Given task
Gather every line that includes the word "Shape", please.

[A run of records]
>> Start

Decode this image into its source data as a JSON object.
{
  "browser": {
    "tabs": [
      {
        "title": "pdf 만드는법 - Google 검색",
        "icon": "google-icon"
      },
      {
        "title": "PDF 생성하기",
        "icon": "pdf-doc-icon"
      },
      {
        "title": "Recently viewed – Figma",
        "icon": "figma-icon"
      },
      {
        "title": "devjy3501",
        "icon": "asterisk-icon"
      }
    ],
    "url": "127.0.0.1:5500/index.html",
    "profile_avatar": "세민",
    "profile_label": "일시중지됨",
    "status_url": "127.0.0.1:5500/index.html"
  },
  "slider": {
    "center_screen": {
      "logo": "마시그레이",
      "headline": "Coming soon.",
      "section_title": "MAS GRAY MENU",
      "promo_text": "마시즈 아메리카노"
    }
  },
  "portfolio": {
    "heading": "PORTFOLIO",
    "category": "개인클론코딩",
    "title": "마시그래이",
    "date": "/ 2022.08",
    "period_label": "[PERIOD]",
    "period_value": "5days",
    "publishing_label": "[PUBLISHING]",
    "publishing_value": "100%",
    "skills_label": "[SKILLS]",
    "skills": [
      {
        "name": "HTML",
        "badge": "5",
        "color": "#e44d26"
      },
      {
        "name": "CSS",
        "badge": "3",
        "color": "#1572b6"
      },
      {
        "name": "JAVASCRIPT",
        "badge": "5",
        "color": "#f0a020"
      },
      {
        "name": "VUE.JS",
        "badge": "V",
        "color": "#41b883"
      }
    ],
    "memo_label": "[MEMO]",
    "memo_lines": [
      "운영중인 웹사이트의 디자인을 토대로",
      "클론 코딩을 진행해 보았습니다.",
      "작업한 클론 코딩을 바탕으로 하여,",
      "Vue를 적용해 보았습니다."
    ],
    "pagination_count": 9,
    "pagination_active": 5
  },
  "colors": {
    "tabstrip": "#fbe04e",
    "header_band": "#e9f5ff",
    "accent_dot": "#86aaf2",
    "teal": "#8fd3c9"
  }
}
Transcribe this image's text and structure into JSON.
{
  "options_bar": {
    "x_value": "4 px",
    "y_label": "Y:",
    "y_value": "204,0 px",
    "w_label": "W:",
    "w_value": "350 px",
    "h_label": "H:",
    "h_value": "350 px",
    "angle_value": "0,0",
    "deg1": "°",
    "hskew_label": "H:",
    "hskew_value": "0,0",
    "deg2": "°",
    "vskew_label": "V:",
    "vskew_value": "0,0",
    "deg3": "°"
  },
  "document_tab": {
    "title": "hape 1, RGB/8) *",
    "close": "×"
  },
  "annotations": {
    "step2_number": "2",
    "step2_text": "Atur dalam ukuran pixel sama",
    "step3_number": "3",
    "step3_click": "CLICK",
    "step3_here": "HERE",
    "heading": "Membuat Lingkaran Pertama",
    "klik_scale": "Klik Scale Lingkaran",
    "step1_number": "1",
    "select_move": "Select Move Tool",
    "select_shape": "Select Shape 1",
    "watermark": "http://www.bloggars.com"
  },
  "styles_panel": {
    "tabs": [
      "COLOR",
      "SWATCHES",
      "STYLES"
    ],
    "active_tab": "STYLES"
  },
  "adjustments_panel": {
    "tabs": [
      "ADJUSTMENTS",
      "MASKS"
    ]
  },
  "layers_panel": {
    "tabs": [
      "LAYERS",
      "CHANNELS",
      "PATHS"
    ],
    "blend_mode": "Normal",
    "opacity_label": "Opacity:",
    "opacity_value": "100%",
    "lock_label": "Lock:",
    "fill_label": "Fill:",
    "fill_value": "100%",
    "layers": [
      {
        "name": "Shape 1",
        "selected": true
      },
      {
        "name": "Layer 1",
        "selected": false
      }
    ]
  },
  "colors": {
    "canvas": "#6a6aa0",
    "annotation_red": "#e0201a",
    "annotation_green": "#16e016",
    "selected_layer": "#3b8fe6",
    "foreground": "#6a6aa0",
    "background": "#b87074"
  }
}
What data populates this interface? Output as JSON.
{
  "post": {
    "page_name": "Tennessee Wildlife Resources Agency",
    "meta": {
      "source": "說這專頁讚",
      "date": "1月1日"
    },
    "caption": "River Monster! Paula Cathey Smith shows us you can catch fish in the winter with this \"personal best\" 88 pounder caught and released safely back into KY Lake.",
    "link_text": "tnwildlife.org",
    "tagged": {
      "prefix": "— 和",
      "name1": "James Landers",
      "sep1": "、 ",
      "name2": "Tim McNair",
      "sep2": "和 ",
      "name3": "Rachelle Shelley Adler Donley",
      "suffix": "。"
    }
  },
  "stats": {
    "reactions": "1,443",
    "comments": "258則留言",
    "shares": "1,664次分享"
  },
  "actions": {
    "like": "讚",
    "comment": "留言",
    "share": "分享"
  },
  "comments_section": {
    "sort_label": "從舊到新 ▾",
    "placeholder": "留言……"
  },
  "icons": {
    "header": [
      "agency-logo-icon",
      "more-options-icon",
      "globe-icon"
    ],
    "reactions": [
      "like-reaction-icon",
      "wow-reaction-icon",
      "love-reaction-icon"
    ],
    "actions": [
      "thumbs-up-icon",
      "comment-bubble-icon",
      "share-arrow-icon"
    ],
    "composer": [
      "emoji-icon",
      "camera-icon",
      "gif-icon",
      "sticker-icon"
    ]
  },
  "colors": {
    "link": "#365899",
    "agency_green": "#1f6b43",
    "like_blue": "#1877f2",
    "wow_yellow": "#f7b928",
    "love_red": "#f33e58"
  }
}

>> End

The reply
    "select_shape": "Select Shape 1",
        "name": "Shape 1",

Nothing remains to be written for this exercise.